▶ _WHAT YOU NEED TO DO_: From the line containing "What does this" through the last line of the entries below, repeat each line word for word and leave out the rest.
━━ GIVEN RECORDS ━━
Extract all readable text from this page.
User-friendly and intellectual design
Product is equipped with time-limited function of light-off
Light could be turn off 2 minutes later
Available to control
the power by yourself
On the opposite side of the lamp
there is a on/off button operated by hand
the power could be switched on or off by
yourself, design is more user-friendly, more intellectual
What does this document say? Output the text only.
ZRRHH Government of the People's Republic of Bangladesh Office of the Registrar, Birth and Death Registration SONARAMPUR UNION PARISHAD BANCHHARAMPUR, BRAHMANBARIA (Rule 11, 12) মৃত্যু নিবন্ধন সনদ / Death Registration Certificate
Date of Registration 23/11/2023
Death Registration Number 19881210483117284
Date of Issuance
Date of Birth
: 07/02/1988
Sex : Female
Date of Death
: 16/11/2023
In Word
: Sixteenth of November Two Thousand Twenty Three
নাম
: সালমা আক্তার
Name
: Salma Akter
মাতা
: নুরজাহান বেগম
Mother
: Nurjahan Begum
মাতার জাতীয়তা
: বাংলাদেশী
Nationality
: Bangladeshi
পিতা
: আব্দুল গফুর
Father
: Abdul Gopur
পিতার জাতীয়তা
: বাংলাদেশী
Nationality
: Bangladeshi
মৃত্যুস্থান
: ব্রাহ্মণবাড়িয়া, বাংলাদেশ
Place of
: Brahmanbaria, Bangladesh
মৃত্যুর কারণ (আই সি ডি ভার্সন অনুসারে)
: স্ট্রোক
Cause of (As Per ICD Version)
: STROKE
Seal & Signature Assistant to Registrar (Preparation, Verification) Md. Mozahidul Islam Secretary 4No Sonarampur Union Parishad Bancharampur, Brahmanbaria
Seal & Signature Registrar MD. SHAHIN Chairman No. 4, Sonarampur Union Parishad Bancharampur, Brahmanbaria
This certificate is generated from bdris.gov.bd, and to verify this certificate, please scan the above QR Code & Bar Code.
━━━
▶ _RESULT OF THIS EXERCISE_:
What does this document say? Output the text only.
ZRRHH Government of the People's Republic of Bangladesh Office of the Registrar, Birth and Death Registration SONARAMPUR UNION PARISHAD BANCHHARAMPUR, BRAHMANBARIA (Rule 11, 12) মৃত্যু নিবন্ধন সনদ / Death Registration Certificate
Date of Registration 23/11/2023
Death Registration Number 19881210483117284
Date of Issuance
Date of Birth
: 07/02/1988
Sex : Female
Date of Death
: 16/11/2023
In Word
: Sixteenth of November Two Thousand Twenty Three
নাম
: সালমা আক্তার
Name
: Salma Akter
মাতা
: নুরজাহান বেগম
Mother
: Nurjahan Begum
মাতার জাতীয়তা
: বাংলাদেশী
Nationality
: Bangladeshi
পিতা
: আব্দুল গফুর
Father
: Abdul Gopur
পিতার জাতীয়তা
: বাংলাদেশী
Nationality
: Bangladeshi
মৃত্যুস্থান
: ব্রাহ্মণবাড়িয়া, বাংলাদেশ
Place of
: Brahmanbaria, Bangladesh
মৃত্যুর কারণ (আই সি ডি ভার্সন অনুসারে)
: স্ট্রোক
Cause of (As Per ICD Version)
: STROKE
Seal & Signature Assistant to Registrar (Preparation, Verification) Md. Mozahidul Islam Secretary 4No Sonarampur Union Parishad Bancharampur, Brahmanbaria
Seal & Signature Registrar MD. SHAHIN Chairman No. 4, Sonarampur Union Parishad Bancharampur, Brahmanbaria
This certificate is generated from bdris.gov.bd, and to verify this certificate, please scan the above QR Code & Bar Code.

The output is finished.